Repeat each entry in full, exactly.

(Extracted data entries)

-----

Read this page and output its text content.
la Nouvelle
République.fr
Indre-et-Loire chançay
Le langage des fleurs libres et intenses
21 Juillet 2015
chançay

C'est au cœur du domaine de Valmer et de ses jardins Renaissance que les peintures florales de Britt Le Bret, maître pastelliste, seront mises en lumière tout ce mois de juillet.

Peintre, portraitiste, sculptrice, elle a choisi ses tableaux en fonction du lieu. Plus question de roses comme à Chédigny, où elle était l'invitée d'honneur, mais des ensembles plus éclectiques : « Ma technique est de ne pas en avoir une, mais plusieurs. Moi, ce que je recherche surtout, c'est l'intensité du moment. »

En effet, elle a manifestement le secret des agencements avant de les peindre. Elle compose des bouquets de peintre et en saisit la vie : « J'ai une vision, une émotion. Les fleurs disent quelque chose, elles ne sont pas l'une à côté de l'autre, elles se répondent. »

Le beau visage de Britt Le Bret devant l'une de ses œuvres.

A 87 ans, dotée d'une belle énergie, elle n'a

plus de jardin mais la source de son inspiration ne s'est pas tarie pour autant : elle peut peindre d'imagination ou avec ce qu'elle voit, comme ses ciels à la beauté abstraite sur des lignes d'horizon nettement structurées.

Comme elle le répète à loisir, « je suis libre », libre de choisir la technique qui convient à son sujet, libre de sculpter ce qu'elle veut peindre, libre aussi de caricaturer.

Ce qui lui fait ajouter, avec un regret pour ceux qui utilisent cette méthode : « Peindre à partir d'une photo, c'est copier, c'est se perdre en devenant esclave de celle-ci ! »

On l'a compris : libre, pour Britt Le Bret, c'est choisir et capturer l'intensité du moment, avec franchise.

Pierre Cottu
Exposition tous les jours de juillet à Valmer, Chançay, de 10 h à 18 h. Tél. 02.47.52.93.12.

-----

*Completed exercise:*
Read this page and output its text content.
la Nouvelle
République.fr
Indre-et-Loire chançay
Le langage des fleurs libres et intenses
21 Juillet 2015
chançay

C'est au cœur du domaine de Valmer et de ses jardins Renaissance que les peintures florales de Britt Le Bret, maître pastelliste, seront mises en lumière tout ce mois de juillet.

Peintre, portraitiste, sculptrice, elle a choisi ses tableaux en fonction du lieu. Plus question de roses comme à Chédigny, où elle était l'invitée d'honneur, mais des ensembles plus éclectiques : « Ma technique est de ne pas en avoir une, mais plusieurs. Moi, ce que je recherche surtout, c'est l'intensité du moment. »

En effet, elle a manifestement le secret des agencements avant de les peindre. Elle compose des bouquets de peintre et en saisit la vie : « J'ai une vision, une émotion. Les fleurs disent quelque chose, elles ne sont pas l'une à côté de l'autre, elles se répondent. »

Le beau visage de Britt Le Bret devant l'une de ses œuvres.

A 87 ans, dotée d'une belle énergie, elle n'a

plus de jardin mais la source de son inspiration ne s'est pas tarie pour autant : elle peut peindre d'imagination ou avec ce qu'elle voit, comme ses ciels à la beauté abstraite sur des lignes d'horizon nettement structurées.

Comme elle le répète à loisir, « je suis libre », libre de choisir la technique qui convient à son sujet, libre de sculpter ce qu'elle veut peindre, libre aussi de caricaturer.

Ce qui lui fait ajouter, avec un regret pour ceux qui utilisent cette méthode : « Peindre à partir d'une photo, c'est copier, c'est se perdre en devenant esclave de celle-ci ! »

On l'a compris : libre, pour Britt Le Bret, c'est choisir et capturer l'intensité du moment, avec franchise.

Pierre Cottu
Exposition tous les jours de juillet à Valmer, Chançay, de 10 h à 18 h. Tél. 02.47.52.93.12.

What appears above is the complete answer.